▸ **Given exercise**: Read the data and repeat it in full, exactly.

▸ **Supplied material**:
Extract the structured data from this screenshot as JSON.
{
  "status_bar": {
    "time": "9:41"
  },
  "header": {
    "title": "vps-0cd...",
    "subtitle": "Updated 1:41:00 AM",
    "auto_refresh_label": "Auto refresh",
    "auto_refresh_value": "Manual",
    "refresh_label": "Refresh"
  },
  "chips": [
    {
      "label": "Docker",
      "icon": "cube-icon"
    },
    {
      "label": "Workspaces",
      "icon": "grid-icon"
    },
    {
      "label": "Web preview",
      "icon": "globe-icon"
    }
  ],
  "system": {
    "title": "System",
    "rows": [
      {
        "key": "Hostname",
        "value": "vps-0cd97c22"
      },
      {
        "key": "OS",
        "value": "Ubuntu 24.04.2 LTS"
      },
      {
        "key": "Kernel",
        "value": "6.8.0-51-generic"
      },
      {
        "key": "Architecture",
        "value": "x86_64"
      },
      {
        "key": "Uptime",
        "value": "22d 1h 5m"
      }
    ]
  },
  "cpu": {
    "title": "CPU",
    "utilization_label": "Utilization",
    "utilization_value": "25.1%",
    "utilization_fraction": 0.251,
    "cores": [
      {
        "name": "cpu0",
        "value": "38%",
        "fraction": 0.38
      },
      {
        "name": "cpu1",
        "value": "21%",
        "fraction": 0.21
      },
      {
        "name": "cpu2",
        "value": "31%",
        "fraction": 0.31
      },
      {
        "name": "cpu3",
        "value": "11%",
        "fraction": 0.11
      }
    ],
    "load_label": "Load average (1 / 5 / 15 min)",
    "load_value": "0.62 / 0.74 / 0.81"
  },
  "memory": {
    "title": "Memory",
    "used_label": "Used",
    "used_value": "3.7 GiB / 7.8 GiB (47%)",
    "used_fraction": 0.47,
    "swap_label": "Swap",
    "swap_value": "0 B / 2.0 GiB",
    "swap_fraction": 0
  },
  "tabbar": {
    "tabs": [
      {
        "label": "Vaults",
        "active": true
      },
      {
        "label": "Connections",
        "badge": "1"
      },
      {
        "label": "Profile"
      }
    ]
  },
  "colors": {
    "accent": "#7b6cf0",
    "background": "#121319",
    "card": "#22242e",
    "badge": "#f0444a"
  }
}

▸ **Solution to this problem**:
Extract the structured data from this screenshot as JSON.
{
  "status_bar": {
    "time": "9:41"
  },
  "header": {
    "title": "vps-0cd...",
    "subtitle": "Updated 1:41:00 AM",
    "auto_refresh_label": "Auto refresh",
    "auto_refresh_value": "Manual",
    "refresh_label": "Refresh"
  },
  "chips": [
    {
      "label": "Docker",
      "icon": "cube-icon"
    },
    {
      "label": "Workspaces",
      "icon": "grid-icon"
    },
    {
      "label": "Web preview",
      "icon": "globe-icon"
    }
  ],
  "system": {
    "title": "System",
    "rows": [
      {
        "key": "Hostname",
        "value": "vps-0cd97c22"
      },
      {
        "key": "OS",
        "value": "Ubuntu 24.04.2 LTS"
      },
      {
        "key": "Kernel",
        "value": "6.8.0-51-generic"
      },
      {
        "key": "Architecture",
        "value": "x86_64"
      },
      {
        "key": "Uptime",
        "value": "22d 1h 5m"
      }
    ]
  },
  "cpu": {
    "title": "CPU",
    "utilization_label": "Utilization",
    "utilization_value": "25.1%",
    "utilization_fraction": 0.251,
    "cores": [
      {
        "name": "cpu0",
        "value": "38%",
        "fraction": 0.38
      },
      {
        "name": "cpu1",
        "value": "21%",
        "fraction": 0.21
      },
      {
        "name": "cpu2",
        "value": "31%",
        "fraction": 0.31
      },
      {
        "name": "cpu3",
        "value": "11%",
        "fraction": 0.11
      }
    ],
    "load_label": "Load average (1 / 5 / 15 min)",
    "load_value": "0.62 / 0.74 / 0.81"
  },
  "memory": {
    "title": "Memory",
    "used_label": "Used",
    "used_value": "3.7 GiB / 7.8 GiB (47%)",
    "used_fraction": 0.47,
    "swap_label": "Swap",
    "swap_value": "0 B / 2.0 GiB",
    "swap_fraction": 0
  },
  "tabbar": {
    "tabs": [
      {
        "label": "Vaults",
        "active": true
      },
      {
        "label": "Connections",
        "badge": "1"
      },
      {
        "label": "Profile"
      }
    ]
  },
  "colors": {
    "accent": "#7b6cf0",
    "background": "#121319",
    "card": "#22242e",
    "badge": "#f0444a"
  }
}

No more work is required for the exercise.